WORK REQUIRED. List each line in which the string "按实际合同约定利率执行" appears.

---

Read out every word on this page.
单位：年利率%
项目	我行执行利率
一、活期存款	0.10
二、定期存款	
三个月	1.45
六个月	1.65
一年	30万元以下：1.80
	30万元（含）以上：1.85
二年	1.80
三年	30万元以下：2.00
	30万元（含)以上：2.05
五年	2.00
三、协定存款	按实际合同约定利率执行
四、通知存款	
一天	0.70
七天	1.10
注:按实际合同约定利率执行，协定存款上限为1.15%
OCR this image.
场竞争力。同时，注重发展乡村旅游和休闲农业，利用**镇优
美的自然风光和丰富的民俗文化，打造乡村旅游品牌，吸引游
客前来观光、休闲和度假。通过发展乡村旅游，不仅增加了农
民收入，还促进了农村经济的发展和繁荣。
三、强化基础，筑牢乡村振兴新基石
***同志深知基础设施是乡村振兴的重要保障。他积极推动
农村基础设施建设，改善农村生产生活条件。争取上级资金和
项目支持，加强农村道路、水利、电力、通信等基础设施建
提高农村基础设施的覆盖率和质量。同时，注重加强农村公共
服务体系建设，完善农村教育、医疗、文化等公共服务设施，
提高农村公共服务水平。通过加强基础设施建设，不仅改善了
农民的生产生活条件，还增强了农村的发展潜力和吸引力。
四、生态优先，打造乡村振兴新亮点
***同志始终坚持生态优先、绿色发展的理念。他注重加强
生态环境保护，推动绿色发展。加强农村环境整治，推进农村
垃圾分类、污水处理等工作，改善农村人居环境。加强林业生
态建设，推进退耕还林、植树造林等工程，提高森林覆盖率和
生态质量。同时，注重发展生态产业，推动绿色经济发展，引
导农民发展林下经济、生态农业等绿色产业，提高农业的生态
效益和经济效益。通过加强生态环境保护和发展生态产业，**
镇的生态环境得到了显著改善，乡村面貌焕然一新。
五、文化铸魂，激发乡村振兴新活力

---

TASK SOLUTION.
三、协定存款	按实际合同约定利率执行
注:按实际合同约定利率执行，协定存款上限为1.15%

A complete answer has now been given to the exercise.